Stated problem.
Note each line where "then" appears, and copy it.

Recorded information.
▬▬▬

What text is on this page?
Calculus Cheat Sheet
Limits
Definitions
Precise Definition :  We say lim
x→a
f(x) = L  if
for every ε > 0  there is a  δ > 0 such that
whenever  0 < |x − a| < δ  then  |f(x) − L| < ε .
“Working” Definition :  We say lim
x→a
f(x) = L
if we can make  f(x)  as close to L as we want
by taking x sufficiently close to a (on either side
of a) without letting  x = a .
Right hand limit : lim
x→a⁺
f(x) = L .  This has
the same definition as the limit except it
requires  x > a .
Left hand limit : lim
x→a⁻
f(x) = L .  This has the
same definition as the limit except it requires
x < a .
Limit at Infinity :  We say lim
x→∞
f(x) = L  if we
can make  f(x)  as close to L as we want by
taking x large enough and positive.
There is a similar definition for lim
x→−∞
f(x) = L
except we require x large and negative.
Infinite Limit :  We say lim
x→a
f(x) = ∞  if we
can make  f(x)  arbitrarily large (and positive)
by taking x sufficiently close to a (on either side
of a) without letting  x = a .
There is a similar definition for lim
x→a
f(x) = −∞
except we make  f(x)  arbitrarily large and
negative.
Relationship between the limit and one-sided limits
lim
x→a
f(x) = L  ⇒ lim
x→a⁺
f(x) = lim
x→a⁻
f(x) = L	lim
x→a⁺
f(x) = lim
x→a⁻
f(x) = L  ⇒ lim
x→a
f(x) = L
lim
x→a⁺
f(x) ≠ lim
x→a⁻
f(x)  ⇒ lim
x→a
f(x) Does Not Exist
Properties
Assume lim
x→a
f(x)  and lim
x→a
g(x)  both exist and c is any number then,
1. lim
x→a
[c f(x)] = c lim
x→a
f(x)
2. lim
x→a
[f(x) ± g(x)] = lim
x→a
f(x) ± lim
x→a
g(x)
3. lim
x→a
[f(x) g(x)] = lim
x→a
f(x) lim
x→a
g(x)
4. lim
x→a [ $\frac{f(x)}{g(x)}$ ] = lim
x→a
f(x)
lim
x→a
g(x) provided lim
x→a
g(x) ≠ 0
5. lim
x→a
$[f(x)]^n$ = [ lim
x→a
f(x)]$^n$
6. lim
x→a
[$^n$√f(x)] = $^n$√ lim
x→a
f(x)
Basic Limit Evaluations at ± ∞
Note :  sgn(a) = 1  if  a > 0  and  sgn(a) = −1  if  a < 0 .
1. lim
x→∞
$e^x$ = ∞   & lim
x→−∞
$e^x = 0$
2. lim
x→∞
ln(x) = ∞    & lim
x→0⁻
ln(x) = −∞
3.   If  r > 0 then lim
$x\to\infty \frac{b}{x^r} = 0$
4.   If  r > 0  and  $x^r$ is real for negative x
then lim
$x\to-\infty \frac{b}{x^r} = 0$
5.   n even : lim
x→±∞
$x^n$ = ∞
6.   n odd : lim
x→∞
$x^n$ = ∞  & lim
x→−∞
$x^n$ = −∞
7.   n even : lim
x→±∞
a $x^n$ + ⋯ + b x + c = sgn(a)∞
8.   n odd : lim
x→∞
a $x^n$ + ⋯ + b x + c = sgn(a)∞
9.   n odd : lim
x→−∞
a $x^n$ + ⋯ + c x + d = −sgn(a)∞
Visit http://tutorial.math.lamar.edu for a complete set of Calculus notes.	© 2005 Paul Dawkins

▬▬▬

Result for this exercise.
whenever  0 < |x − a| < δ  then  |f(x) − L| < ε .
g(x)  both exist and c is any number then,
3.   If  r > 0 then lim
then lim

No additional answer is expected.